● Exercise brief
Your task is to transcribe the data in full.

---

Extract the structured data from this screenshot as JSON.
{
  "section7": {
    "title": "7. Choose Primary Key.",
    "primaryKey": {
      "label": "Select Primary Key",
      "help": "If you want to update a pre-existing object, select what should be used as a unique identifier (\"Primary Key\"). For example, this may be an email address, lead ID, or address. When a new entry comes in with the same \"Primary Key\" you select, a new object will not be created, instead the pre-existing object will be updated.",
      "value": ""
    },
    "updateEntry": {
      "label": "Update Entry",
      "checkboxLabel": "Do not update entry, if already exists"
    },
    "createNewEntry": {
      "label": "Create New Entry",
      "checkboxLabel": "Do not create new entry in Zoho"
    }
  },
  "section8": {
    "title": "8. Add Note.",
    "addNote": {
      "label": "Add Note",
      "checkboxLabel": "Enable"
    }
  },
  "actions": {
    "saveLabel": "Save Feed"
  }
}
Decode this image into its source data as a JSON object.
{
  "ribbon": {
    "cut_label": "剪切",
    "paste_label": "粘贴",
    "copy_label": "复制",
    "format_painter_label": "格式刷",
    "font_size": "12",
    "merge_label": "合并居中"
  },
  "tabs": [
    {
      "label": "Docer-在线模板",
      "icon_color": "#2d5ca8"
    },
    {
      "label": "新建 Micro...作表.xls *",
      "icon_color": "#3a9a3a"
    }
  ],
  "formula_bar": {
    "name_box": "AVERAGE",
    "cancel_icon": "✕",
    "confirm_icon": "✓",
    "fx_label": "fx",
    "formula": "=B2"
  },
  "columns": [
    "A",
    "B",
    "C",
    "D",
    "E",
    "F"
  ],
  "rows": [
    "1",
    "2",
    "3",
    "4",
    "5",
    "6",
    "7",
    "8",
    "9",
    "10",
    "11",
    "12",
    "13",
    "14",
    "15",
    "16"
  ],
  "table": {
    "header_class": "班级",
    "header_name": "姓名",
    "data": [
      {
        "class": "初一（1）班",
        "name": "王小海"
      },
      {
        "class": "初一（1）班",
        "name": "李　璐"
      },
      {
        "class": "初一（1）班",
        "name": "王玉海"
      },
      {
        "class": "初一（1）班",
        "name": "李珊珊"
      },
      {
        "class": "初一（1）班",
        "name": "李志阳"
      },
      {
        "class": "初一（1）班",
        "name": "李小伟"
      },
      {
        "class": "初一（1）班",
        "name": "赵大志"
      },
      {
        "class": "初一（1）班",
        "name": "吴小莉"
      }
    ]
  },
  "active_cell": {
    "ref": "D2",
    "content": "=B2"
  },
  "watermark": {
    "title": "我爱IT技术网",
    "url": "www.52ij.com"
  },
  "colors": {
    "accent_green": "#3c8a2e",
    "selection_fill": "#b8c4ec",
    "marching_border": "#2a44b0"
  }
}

---

● Written answer
Extract the structured data from this screenshot as JSON.
{
  "section7": {
    "title": "7. Choose Primary Key.",
    "primaryKey": {
      "label": "Select Primary Key",
      "help": "If you want to update a pre-existing object, select what should be used as a unique identifier (\"Primary Key\"). For example, this may be an email address, lead ID, or address. When a new entry comes in with the same \"Primary Key\" you select, a new object will not be created, instead the pre-existing object will be updated.",
      "value": ""
    },
    "updateEntry": {
      "label": "Update Entry",
      "checkboxLabel": "Do not update entry, if already exists"
    },
    "createNewEntry": {
      "label": "Create New Entry",
      "checkboxLabel": "Do not create new entry in Zoho"
    }
  },
  "section8": {
    "title": "8. Add Note.",
    "addNote": {
      "label": "Add Note",
      "checkboxLabel": "Enable"
    }
  },
  "actions": {
    "saveLabel": "Save Feed"
  }
}
Decode this image into its source data as a JSON object.
{
  "ribbon": {
    "cut_label": "剪切",
    "paste_label": "粘贴",
    "copy_label": "复制",
    "format_painter_label": "格式刷",
    "font_size": "12",
    "merge_label": "合并居中"
  },
  "tabs": [
    {
      "label": "Docer-在线模板",
      "icon_color": "#2d5ca8"
    },
    {
      "label": "新建 Micro...作表.xls *",
      "icon_color": "#3a9a3a"
    }
  ],
  "formula_bar": {
    "name_box": "AVERAGE",
    "cancel_icon": "✕",
    "confirm_icon": "✓",
    "fx_label": "fx",
    "formula": "=B2"
  },
  "columns": [
    "A",
    "B",
    "C",
    "D",
    "E",
    "F"
  ],
  "rows": [
    "1",
    "2",
    "3",
    "4",
    "5",
    "6",
    "7",
    "8",
    "9",
    "10",
    "11",
    "12",
    "13",
    "14",
    "15",
    "16"
  ],
  "table": {
    "header_class": "班级",
    "header_name": "姓名",
    "data": [
      {
        "class": "初一（1）班",
        "name": "王小海"
      },
      {
        "class": "初一（1）班",
        "name": "李　璐"
      },
      {
        "class": "初一（1）班",
        "name": "王玉海"
      },
      {
        "class": "初一（1）班",
        "name": "李珊珊"
      },
      {
        "class": "初一（1）班",
        "name": "李志阳"
      },
      {
        "class": "初一（1）班",
        "name": "李小伟"
      },
      {
        "class": "初一（1）班",
        "name": "赵大志"
      },
      {
        "class": "初一（1）班",
        "name": "吴小莉"
      }
    ]
  },
  "active_cell": {
    "ref": "D2",
    "content": "=B2"
  },
  "watermark": {
    "title": "我爱IT技术网",
    "url": "www.52ij.com"
  },
  "colors": {
    "accent_green": "#3c8a2e",
    "selection_fill": "#b8c4ec",
    "marching_border": "#2a44b0"
  }
}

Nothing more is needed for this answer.